| TEXT SECTION |
------------------------------------------------------------------------

A Statistical Analysis of "Hamptonese"
He worked for 14 years, literally turning trash into treasure.
Introduction
James Hampton is the creator of The Throne of the Third Heaven of the Nations’ Millennium General Assembly, a collection of 180 pieces of “outsider art” that currently reside at the Smithsonian American Art Museum in Washington D.C.
A man of humble means, Hampton maintained a day job as a janitor. As an “outsider artist” he used the materials available to him: garbage. He worked for 14 years, literally turning trash into treasure, the above masterpiece.
As his wiki page explains:
Hampton built a complex work of religious art […] with various scavenged materials such as aluminum and gold foil, old furniture, pieces of cardboard, light bulbs, jelly jars, shards of mirror and desk blotters held together with tacks, glue, pins and tape.
Although historians have labelled Hampton an “outsider artist”, a more appropriate label might be prophet.
Hampton described his work as a monument to Jesus in Washington. It was made based on several religious visions that prompted him to prepare for Christ’s return to earth. Hampton wrote that God visited him often, that Moses appeared to him in 1931, the Virgin Mary in 1946, and Adam on the day of President Truman’s inauguration in 1949.

------------------------------------------------------------------------

| COLLECTED DATA |
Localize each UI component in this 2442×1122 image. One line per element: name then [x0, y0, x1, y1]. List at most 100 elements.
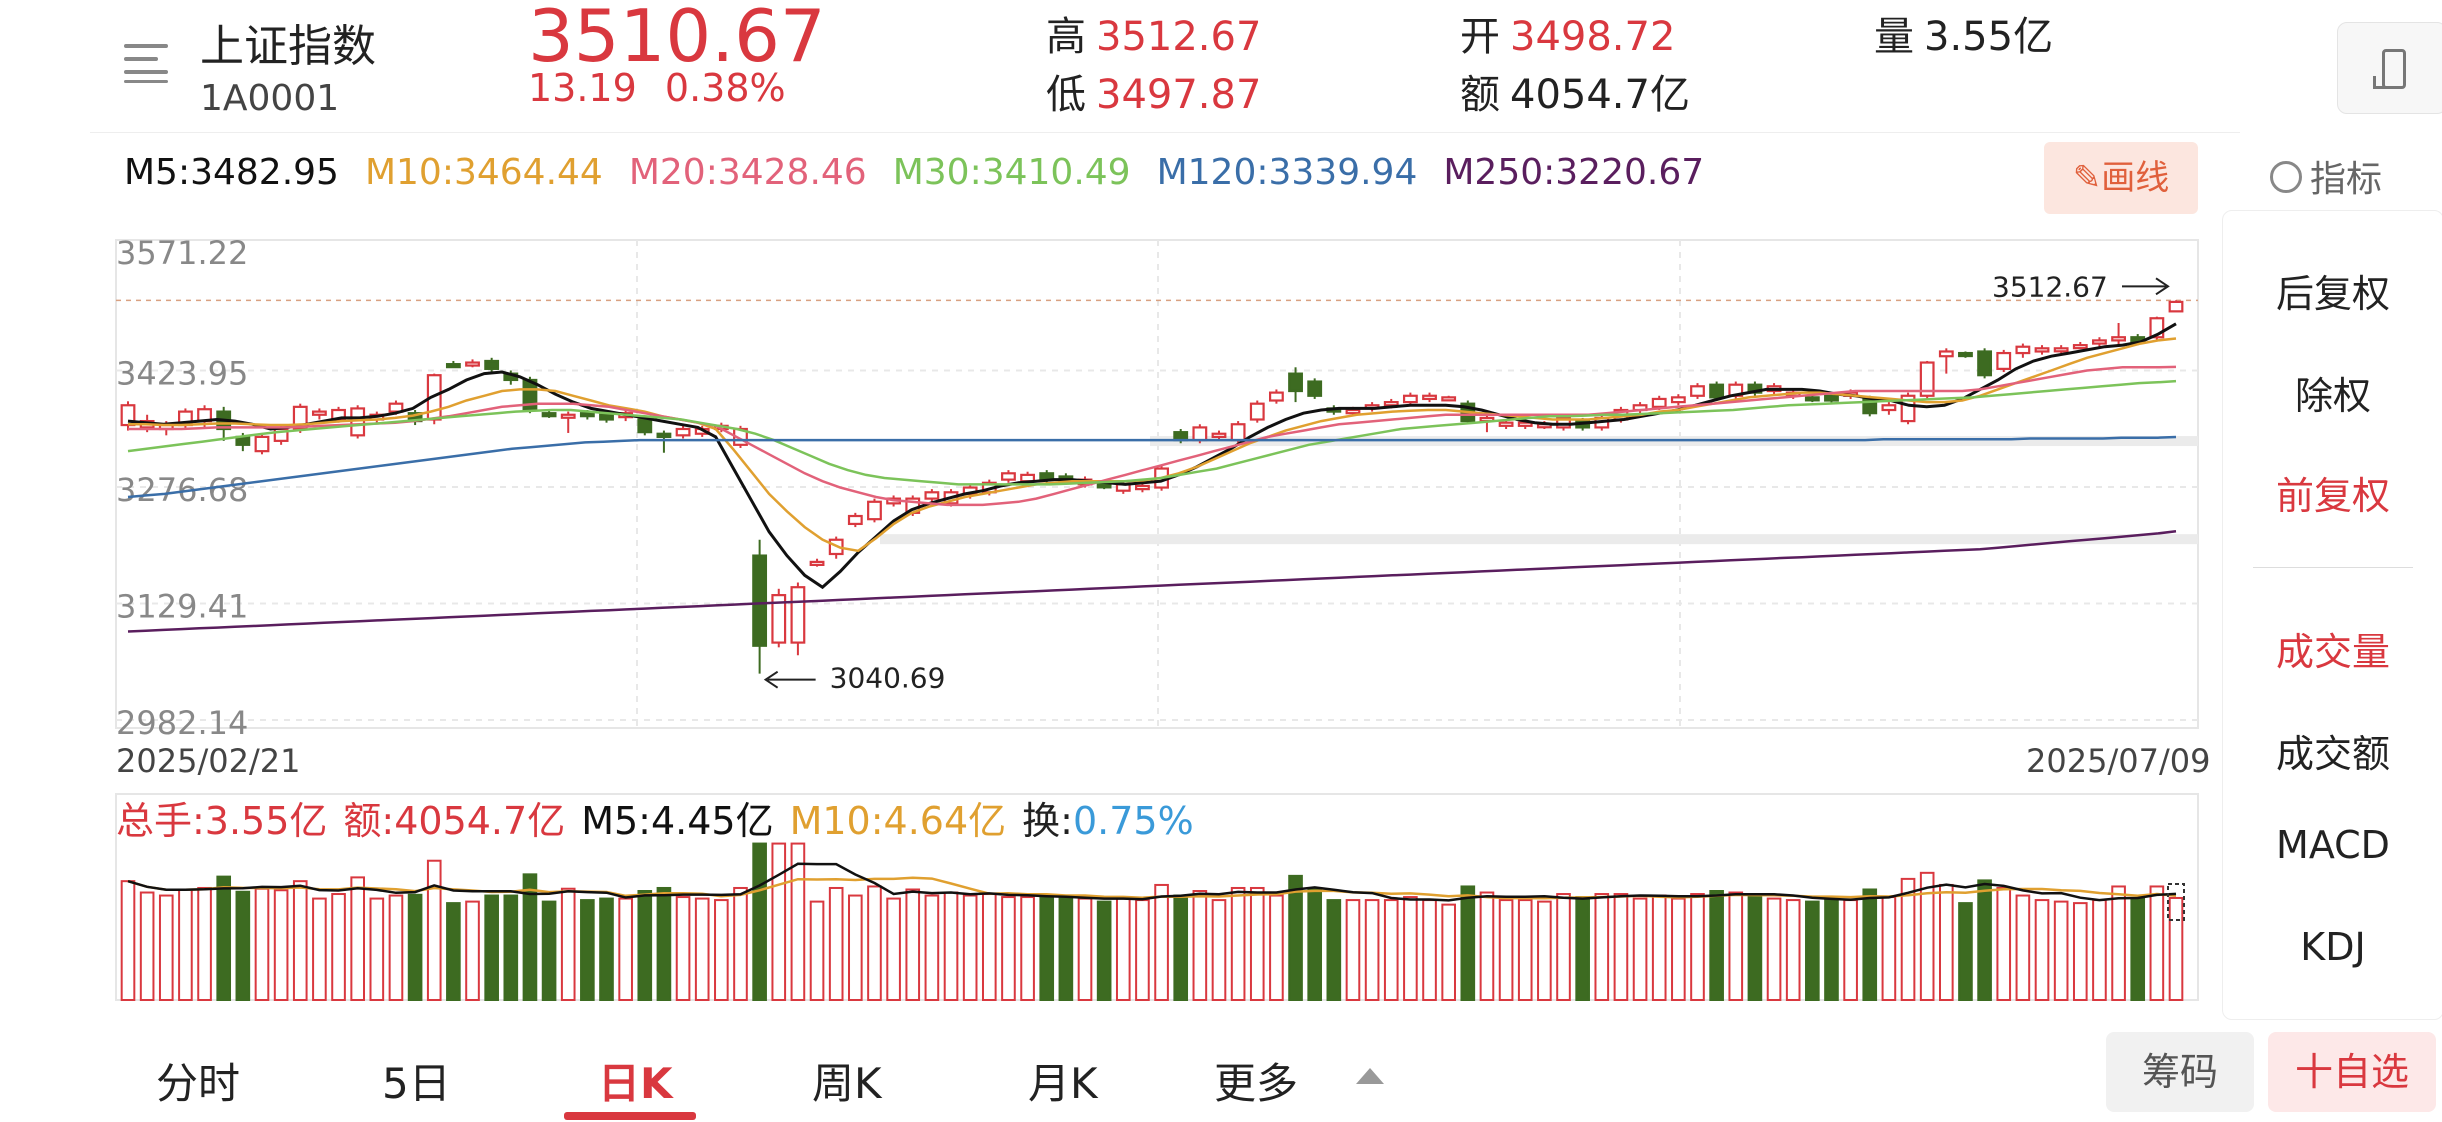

------------------------------------------------------------------------

| GOAL OF THE EXERCISE |
Can you reproduce the entire Hamptonese text word for word? The data comes from a separate source unrelated to the Hamptonese text.

| WRITTEN REPLY |
A Statistical Analysis of "Hamptonese"
He worked for 14 years, literally turning trash into treasure.
Introduction
James Hampton is the creator of The Throne of the Third Heaven of the Nations’ Millennium General Assembly, a collection of 180 pieces of “outsider art” that currently reside at the Smithsonian American Art Museum in Washington D.C.
A man of humble means, Hampton maintained a day job as a janitor. As an “outsider artist” he used the materials available to him: garbage. He worked for 14 years, literally turning trash into treasure, the above masterpiece.
As his wiki page explains:
Hampton built a complex work of religious art […] with various scavenged materials such as aluminum and gold foil, old furniture, pieces of cardboard, light bulbs, jelly jars, shards of mirror and desk blotters held together with tacks, glue, pins and tape.
Although historians have labelled Hampton an “outsider artist”, a more appropriate label might be prophet.
Hampton described his work as a monument to Jesus in Washington. It was made based on several religious visions that prompted him to prepare for Christ’s return to earth. Hampton wrote that God visited him often, that Moses appeared to him in 1931, the Virgin Mary in 1946, and Adam on the day of President Truman’s inauguration in 1949.